_WHAT YOU NEED TO DO_:
Return a copy of every line in the records that includes the word "watermark".
>> Start DATA SUPPLIED
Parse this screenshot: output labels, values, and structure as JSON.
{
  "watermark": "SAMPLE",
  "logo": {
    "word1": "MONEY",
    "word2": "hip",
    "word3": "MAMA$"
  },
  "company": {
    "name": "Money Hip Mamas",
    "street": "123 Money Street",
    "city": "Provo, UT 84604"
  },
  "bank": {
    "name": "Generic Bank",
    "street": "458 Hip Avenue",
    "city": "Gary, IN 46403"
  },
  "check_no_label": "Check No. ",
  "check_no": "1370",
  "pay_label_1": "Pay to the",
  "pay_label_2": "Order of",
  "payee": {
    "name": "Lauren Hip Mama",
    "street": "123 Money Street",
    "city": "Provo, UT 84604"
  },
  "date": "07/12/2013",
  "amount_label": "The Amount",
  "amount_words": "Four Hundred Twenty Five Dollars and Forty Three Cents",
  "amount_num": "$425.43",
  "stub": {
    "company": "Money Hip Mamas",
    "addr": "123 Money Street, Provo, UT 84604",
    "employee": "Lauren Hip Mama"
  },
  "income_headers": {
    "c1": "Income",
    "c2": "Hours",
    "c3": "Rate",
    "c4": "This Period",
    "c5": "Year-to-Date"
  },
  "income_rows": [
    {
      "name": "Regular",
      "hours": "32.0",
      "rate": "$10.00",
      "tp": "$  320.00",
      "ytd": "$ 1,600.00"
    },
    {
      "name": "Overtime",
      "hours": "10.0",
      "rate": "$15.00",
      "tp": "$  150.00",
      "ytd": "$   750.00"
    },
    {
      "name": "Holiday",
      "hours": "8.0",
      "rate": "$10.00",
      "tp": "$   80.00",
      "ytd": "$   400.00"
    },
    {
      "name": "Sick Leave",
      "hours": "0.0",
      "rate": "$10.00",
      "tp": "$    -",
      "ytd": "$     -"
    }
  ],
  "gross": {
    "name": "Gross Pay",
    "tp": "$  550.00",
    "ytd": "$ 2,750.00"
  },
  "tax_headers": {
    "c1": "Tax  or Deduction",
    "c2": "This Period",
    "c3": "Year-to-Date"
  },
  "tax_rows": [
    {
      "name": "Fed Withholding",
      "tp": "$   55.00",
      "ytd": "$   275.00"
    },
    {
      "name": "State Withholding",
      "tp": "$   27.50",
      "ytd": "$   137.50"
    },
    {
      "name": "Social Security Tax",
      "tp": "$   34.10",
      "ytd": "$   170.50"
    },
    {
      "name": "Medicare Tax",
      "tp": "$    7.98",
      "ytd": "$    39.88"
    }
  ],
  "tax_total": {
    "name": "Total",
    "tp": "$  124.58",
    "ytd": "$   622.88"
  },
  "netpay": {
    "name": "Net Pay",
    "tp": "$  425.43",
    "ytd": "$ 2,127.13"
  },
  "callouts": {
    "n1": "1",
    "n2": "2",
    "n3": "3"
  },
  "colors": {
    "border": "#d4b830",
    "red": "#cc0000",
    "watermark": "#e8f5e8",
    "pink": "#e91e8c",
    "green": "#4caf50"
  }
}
>> End DATA SUPPLIED
_EXERCISE ANSWER_:
  "watermark": "SAMPLE",
    "watermark": "#e8f5e8",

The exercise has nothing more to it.